*Your objective:*
Restate, word for word, every line of the data.
=====
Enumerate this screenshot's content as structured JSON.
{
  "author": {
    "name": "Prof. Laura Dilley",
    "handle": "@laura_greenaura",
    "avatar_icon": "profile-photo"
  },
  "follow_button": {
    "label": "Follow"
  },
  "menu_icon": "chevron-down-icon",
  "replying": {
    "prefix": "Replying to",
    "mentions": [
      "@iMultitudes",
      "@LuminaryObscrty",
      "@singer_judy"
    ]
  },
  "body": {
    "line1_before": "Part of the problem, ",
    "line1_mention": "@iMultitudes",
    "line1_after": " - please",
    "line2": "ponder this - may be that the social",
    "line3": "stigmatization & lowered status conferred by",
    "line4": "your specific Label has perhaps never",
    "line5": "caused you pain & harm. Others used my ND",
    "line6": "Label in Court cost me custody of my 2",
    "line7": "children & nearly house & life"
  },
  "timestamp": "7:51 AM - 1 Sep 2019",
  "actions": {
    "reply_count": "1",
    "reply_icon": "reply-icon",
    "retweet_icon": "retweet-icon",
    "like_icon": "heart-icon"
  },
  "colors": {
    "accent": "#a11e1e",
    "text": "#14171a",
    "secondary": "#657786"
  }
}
=====
*Response:*
Enumerate this screenshot's content as structured JSON.
{
  "author": {
    "name": "Prof. Laura Dilley",
    "handle": "@laura_greenaura",
    "avatar_icon": "profile-photo"
  },
  "follow_button": {
    "label": "Follow"
  },
  "menu_icon": "chevron-down-icon",
  "replying": {
    "prefix": "Replying to",
    "mentions": [
      "@iMultitudes",
      "@LuminaryObscrty",
      "@singer_judy"
    ]
  },
  "body": {
    "line1_before": "Part of the problem, ",
    "line1_mention": "@iMultitudes",
    "line1_after": " - please",
    "line2": "ponder this - may be that the social",
    "line3": "stigmatization & lowered status conferred by",
    "line4": "your specific Label has perhaps never",
    "line5": "caused you pain & harm. Others used my ND",
    "line6": "Label in Court cost me custody of my 2",
    "line7": "children & nearly house & life"
  },
  "timestamp": "7:51 AM - 1 Sep 2019",
  "actions": {
    "reply_count": "1",
    "reply_icon": "reply-icon",
    "retweet_icon": "retweet-icon",
    "like_icon": "heart-icon"
  },
  "colors": {
    "accent": "#a11e1e",
    "text": "#14171a",
    "secondary": "#657786"
  }
}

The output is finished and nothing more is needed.